Stored data entries
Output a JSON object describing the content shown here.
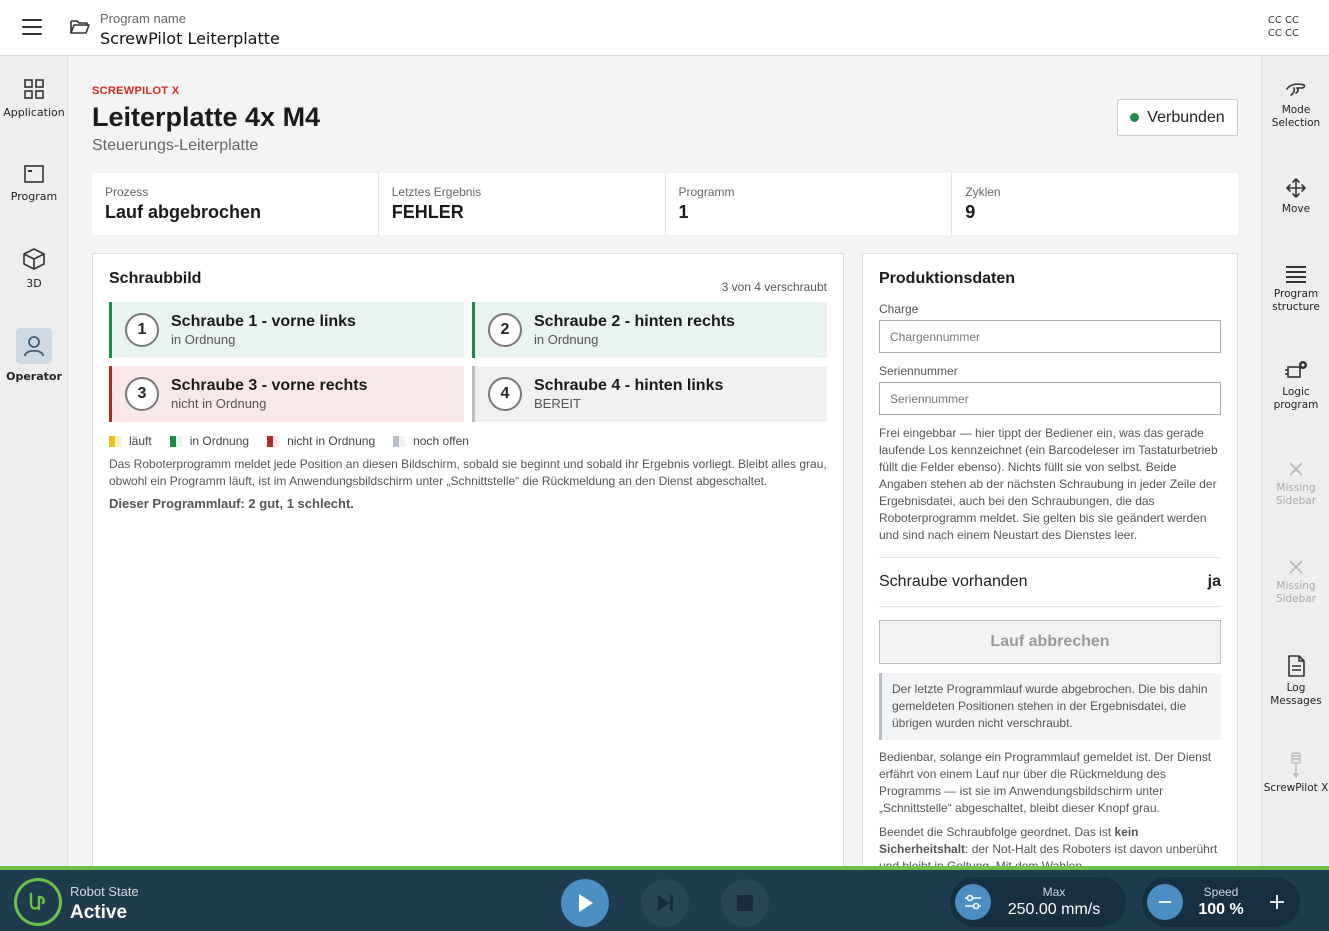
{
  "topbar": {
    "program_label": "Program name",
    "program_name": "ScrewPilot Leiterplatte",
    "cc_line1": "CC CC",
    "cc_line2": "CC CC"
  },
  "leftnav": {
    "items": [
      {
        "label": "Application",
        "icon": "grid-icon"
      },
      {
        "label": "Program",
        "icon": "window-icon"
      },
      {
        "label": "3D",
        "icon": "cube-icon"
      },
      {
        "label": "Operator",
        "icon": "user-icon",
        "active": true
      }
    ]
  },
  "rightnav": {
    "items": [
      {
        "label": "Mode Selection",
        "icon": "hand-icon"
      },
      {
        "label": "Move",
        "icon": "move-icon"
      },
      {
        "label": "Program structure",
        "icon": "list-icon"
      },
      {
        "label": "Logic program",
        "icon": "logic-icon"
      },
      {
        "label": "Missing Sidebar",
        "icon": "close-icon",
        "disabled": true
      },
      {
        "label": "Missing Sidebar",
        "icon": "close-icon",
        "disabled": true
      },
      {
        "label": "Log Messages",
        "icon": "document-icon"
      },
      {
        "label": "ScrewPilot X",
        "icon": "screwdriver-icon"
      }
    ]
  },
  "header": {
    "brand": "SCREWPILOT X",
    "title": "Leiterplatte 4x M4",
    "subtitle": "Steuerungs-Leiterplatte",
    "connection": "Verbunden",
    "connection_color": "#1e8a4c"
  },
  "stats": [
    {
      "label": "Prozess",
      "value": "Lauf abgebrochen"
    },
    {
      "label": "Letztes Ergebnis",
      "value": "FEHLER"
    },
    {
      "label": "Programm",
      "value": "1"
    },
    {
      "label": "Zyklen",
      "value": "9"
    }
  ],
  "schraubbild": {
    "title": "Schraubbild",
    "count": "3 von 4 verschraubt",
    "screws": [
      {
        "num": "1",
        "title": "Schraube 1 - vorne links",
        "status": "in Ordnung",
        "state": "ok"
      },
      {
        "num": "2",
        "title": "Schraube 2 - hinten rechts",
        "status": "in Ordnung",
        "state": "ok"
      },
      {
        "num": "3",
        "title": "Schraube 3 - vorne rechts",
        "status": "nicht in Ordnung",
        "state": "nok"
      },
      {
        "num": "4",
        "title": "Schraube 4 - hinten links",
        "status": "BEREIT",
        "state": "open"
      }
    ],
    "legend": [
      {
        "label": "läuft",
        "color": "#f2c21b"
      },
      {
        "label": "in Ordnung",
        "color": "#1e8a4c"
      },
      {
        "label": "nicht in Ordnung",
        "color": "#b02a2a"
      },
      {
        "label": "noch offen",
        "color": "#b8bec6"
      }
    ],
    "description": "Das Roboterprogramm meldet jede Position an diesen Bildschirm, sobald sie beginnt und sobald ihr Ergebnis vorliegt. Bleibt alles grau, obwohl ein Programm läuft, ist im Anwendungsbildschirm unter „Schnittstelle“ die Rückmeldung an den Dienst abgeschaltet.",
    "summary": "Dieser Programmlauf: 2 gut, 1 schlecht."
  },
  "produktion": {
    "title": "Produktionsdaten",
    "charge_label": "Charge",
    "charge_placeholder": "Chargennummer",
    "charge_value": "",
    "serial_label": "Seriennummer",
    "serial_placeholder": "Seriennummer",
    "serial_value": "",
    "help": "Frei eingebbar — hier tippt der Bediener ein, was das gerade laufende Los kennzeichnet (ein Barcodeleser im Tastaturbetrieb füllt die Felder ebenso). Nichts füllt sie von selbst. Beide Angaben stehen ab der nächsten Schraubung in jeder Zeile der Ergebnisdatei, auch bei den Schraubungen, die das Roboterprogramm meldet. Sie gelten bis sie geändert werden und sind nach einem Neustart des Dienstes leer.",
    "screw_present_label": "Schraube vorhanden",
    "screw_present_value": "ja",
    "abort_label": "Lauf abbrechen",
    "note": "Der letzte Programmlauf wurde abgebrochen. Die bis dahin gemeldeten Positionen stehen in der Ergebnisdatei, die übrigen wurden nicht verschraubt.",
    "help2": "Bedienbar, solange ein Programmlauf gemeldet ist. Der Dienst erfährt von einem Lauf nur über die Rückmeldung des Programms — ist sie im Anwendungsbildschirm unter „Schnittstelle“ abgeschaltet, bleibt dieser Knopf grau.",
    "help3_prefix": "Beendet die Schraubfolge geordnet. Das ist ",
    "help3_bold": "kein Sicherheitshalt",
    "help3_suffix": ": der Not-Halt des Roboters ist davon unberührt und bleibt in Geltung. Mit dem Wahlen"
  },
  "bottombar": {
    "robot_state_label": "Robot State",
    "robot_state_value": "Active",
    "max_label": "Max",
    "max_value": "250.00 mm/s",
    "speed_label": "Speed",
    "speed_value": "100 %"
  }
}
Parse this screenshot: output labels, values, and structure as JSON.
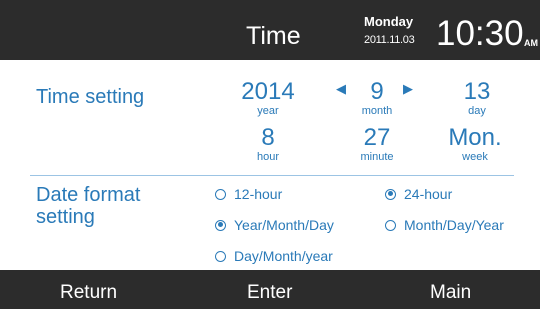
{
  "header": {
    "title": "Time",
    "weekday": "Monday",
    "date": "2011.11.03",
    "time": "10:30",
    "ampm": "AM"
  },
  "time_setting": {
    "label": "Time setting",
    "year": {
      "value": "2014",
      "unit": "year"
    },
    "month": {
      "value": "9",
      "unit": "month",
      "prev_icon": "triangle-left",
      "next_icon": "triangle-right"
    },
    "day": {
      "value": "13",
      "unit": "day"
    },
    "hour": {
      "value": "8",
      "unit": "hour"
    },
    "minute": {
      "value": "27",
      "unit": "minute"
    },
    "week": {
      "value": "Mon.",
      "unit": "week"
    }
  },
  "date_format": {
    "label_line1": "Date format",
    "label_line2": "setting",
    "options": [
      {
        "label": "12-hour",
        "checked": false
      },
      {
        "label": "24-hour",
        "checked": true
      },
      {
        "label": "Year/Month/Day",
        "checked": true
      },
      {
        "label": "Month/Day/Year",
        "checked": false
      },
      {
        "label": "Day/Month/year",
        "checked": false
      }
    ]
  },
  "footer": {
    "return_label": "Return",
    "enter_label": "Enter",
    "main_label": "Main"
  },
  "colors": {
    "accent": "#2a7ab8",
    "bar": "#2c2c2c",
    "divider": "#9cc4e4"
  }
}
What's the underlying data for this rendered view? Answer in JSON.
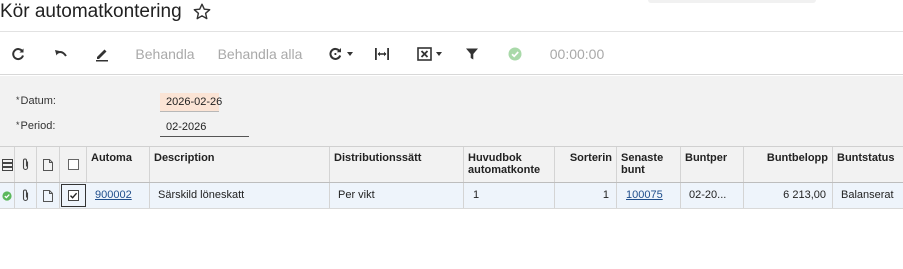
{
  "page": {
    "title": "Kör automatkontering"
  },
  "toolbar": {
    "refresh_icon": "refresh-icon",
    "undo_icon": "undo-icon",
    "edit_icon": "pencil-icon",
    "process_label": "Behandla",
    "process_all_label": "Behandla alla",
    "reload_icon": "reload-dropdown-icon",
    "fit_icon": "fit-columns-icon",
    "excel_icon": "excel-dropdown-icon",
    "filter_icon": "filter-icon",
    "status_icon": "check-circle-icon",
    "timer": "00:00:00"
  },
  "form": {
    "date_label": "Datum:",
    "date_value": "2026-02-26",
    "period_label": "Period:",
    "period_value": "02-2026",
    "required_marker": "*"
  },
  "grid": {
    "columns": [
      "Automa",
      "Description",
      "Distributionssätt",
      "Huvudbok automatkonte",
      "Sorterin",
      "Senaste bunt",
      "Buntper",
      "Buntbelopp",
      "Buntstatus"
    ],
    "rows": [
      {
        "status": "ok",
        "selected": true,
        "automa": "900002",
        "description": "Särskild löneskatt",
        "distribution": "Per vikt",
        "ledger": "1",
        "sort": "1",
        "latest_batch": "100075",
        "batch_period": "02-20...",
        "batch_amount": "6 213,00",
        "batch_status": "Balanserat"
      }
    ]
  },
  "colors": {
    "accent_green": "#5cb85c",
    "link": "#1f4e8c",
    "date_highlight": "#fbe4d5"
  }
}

▶ [Written task]: The records above should be reproduced exactly, with no pictures included.

▶ [The result]:
Output a JSON object describing the content shown here.
{
  "topbar": {
    "program_label": "Program name",
    "program_name": "ScrewPilot Leiterplatte",
    "cc_line1": "CC CC",
    "cc_line2": "CC CC"
  },
  "leftnav": {
    "items": [
      {
        "label": "Application",
        "icon": "grid-icon"
      },
      {
        "label": "Program",
        "icon": "window-icon"
      },
      {
        "label": "3D",
        "icon": "cube-icon"
      },
      {
        "label": "Operator",
        "icon": "user-icon",
        "active": true
      }
    ]
  },
  "rightnav": {
    "items": [
      {
        "label": "Mode Selection",
        "icon": "hand-icon"
      },
      {
        "label": "Move",
        "icon": "move-icon"
      },
      {
        "label": "Program structure",
        "icon": "list-icon"
      },
      {
        "label": "Logic program",
        "icon": "logic-icon"
      },
      {
        "label": "Missing Sidebar",
        "icon": "close-icon",
        "disabled": true
      },
      {
        "label": "Missing Sidebar",
        "icon": "close-icon",
        "disabled": true
      },
      {
        "label": "Log Messages",
        "icon": "document-icon"
      },
      {
        "label": "ScrewPilot X",
        "icon": "screwdriver-icon"
      }
    ]
  },
  "header": {
    "brand": "SCREWPILOT X",
    "title": "Leiterplatte 4x M4",
    "subtitle": "Steuerungs-Leiterplatte",
    "connection": "Verbunden",
    "connection_color": "#1e8a4c"
  },
  "stats": [
    {
      "label": "Prozess",
      "value": "Lauf abgebrochen"
    },
    {
      "label": "Letztes Ergebnis",
      "value": "FEHLER"
    },
    {
      "label": "Programm",
      "value": "1"
    },
    {
      "label": "Zyklen",
      "value": "9"
    }
  ],
  "schraubbild": {
    "title": "Schraubbild",
    "count": "3 von 4 verschraubt",
    "screws": [
      {
        "num": "1",
        "title": "Schraube 1 - vorne links",
        "status": "in Ordnung",
        "state": "ok"
      },
      {
        "num": "2",
        "title": "Schraube 2 - hinten rechts",
        "status": "in Ordnung",
        "state": "ok"
      },
      {
        "num": "3",
        "title": "Schraube 3 - vorne rechts",
        "status": "nicht in Ordnung",
        "state": "nok"
      },
      {
        "num": "4",
        "title": "Schraube 4 - hinten links",
        "status": "BEREIT",
        "state": "open"
      }
    ],
    "legend": [
      {
        "label": "läuft",
        "color": "#f2c21b"
      },
      {
        "label": "in Ordnung",
        "color": "#1e8a4c"
      },
      {
        "label": "nicht in Ordnung",
        "color": "#b02a2a"
      },
      {
        "label": "noch offen",
        "color": "#b8bec6"
      }
    ],
    "description": "Das Roboterprogramm meldet jede Position an diesen Bildschirm, sobald sie beginnt und sobald ihr Ergebnis vorliegt. Bleibt alles grau, obwohl ein Programm läuft, ist im Anwendungsbildschirm unter „Schnittstelle“ die Rückmeldung an den Dienst abgeschaltet.",
    "summary": "Dieser Programmlauf: 2 gut, 1 schlecht."
  },
  "produktion": {
    "title": "Produktionsdaten",
    "charge_label": "Charge",
    "charge_placeholder": "Chargennummer",
    "charge_value": "",
    "serial_label": "Seriennummer",
    "serial_placeholder": "Seriennummer",
    "serial_value": "",
    "help": "Frei eingebbar — hier tippt der Bediener ein, was das gerade laufende Los kennzeichnet (ein Barcodeleser im Tastaturbetrieb füllt die Felder ebenso). Nichts füllt sie von selbst. Beide Angaben stehen ab der nächsten Schraubung in jeder Zeile der Ergebnisdatei, auch bei den Schraubungen, die das Roboterprogramm meldet. Sie gelten bis sie geändert werden und sind nach einem Neustart des Dienstes leer.",
    "screw_present_label": "Schraube vorhanden",
    "screw_present_value": "ja",
    "abort_label": "Lauf abbrechen",
    "note": "Der letzte Programmlauf wurde abgebrochen. Die bis dahin gemeldeten Positionen stehen in der Ergebnisdatei, die übrigen wurden nicht verschraubt.",
    "help2": "Bedienbar, solange ein Programmlauf gemeldet ist. Der Dienst erfährt von einem Lauf nur über die Rückmeldung des Programms — ist sie im Anwendungsbildschirm unter „Schnittstelle“ abgeschaltet, bleibt dieser Knopf grau.",
    "help3_prefix": "Beendet die Schraubfolge geordnet. Das ist ",
    "help3_bold": "kein Sicherheitshalt",
    "help3_suffix": ": der Not-Halt des Roboters ist davon unberührt und bleibt in Geltung. Mit dem Wahlen"
  },
  "bottombar": {
    "robot_state_label": "Robot State",
    "robot_state_value": "Active",
    "max_label": "Max",
    "max_value": "250.00 mm/s",
    "speed_label": "Speed",
    "speed_value": "100 %"
  }
}
Parse this screenshot: output labels, values, and structure as JSON.
{
  "header": {
    "title": "Time",
    "weekday": "Monday",
    "date": "2011.11.03",
    "time": "10:30",
    "ampm": "AM"
  },
  "time_setting": {
    "label": "Time setting",
    "year": {
      "value": "2014",
      "unit": "year"
    },
    "month": {
      "value": "9",
      "unit": "month",
      "prev_icon": "triangle-left",
      "next_icon": "triangle-right"
    },
    "day": {
      "value": "13",
      "unit": "day"
    },
    "hour": {
      "value": "8",
      "unit": "hour"
    },
    "minute": {
      "value": "27",
      "unit": "minute"
    },
    "week": {
      "value": "Mon.",
      "unit": "week"
    }
  },
  "date_format": {
    "label_line1": "Date format",
    "label_line2": "setting",
    "options": [
      {
        "label": "12-hour",
        "checked": false
      },
      {
        "label": "24-hour",
        "checked": true
      },
      {
        "label": "Year/Month/Day",
        "checked": true
      },
      {
        "label": "Month/Day/Year",
        "checked": false
      },
      {
        "label": "Day/Month/year",
        "checked": false
      }
    ]
  },
  "footer": {
    "return_label": "Return",
    "enter_label": "Enter",
    "main_label": "Main"
  },
  "colors": {
    "accent": "#2a7ab8",
    "bar": "#2c2c2c",
    "divider": "#9cc4e4"
  }
}
What's the underlying data for this rendered view? Answer in JSON.
{
  "page": {
    "title": "Kör automatkontering"
  },
  "toolbar": {
    "refresh_icon": "refresh-icon",
    "undo_icon": "undo-icon",
    "edit_icon": "pencil-icon",
    "process_label": "Behandla",
    "process_all_label": "Behandla alla",
    "reload_icon": "reload-dropdown-icon",
    "fit_icon": "fit-columns-icon",
    "excel_icon": "excel-dropdown-icon",
    "filter_icon": "filter-icon",
    "status_icon": "check-circle-icon",
    "timer": "00:00:00"
  },
  "form": {
    "date_label": "Datum:",
    "date_value": "2026-02-26",
    "period_label": "Period:",
    "period_value": "02-2026",
    "required_marker": "*"
  },
  "grid": {
    "columns": [
      "Automa",
      "Description",
      "Distributionssätt",
      "Huvudbok automatkonte",
      "Sorterin",
      "Senaste bunt",
      "Buntper",
      "Buntbelopp",
      "Buntstatus"
    ],
    "rows": [
      {
        "status": "ok",
        "selected": true,
        "automa": "900002",
        "description": "Särskild löneskatt",
        "distribution": "Per vikt",
        "ledger": "1",
        "sort": "1",
        "latest_batch": "100075",
        "batch_period": "02-20...",
        "batch_amount": "6 213,00",
        "batch_status": "Balanserat"
      }
    ]
  },
  "colors": {
    "accent_green": "#5cb85c",
    "link": "#1f4e8c",
    "date_highlight": "#fbe4d5"
  }
}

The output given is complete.